◆ DATA LINES ◆
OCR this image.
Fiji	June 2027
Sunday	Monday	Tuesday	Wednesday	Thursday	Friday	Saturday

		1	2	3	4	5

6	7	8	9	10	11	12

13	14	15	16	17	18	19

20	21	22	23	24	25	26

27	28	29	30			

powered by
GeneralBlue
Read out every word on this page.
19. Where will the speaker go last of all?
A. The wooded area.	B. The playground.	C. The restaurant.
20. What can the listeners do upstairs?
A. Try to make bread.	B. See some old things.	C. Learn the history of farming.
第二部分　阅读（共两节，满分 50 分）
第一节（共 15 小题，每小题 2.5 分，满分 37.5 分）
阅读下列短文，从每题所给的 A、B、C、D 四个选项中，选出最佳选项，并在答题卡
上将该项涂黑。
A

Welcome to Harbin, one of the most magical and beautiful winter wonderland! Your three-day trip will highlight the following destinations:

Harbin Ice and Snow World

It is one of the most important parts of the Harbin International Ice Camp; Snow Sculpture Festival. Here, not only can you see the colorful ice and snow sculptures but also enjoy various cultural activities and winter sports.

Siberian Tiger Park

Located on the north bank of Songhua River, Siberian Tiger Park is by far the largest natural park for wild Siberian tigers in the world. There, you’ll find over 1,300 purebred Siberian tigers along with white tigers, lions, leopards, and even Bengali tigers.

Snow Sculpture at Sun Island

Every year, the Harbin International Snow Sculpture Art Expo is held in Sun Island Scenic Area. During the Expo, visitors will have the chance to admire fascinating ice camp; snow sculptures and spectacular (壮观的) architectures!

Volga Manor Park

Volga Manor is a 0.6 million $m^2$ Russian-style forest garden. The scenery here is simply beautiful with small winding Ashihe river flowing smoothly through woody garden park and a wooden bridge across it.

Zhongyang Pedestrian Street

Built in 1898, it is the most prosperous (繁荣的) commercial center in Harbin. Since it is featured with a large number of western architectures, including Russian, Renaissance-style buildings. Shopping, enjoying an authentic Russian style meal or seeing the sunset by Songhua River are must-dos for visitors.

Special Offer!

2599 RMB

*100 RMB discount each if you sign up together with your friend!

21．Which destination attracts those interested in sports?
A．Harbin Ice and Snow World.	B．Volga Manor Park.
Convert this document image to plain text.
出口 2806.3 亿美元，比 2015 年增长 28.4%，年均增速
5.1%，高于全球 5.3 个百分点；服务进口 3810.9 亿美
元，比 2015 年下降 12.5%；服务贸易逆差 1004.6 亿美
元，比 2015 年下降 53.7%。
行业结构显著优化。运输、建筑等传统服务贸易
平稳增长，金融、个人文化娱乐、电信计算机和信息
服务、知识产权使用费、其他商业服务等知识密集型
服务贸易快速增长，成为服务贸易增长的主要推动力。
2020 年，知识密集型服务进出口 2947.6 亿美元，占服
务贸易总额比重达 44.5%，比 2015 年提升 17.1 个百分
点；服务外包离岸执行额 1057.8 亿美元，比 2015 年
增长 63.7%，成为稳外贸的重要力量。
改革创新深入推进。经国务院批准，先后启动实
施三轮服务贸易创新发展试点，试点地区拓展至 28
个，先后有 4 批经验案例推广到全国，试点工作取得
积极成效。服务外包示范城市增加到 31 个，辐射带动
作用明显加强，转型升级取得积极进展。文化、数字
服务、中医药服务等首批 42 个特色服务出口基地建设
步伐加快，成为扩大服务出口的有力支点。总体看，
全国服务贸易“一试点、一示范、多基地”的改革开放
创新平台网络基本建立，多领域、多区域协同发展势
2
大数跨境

◆ GIVEN PROBLEM ◆
Copy out every line of the data that includes "Sculpture".

◆ EXPECTED ANSWER ◆
It is one of the most important parts of the Harbin International Ice Camp; Snow Sculpture Festival. Here, not only can you see the colorful ice and snow sculptures but also enjoy various cultural activities and winter sports.
Snow Sculpture at Sun Island
Every year, the Harbin International Snow Sculpture Art Expo is held in Sun Island Scenic Area. During the Expo, visitors will have the chance to admire fascinating ice camp; snow sculptures and spectacular (壮观的) architectures!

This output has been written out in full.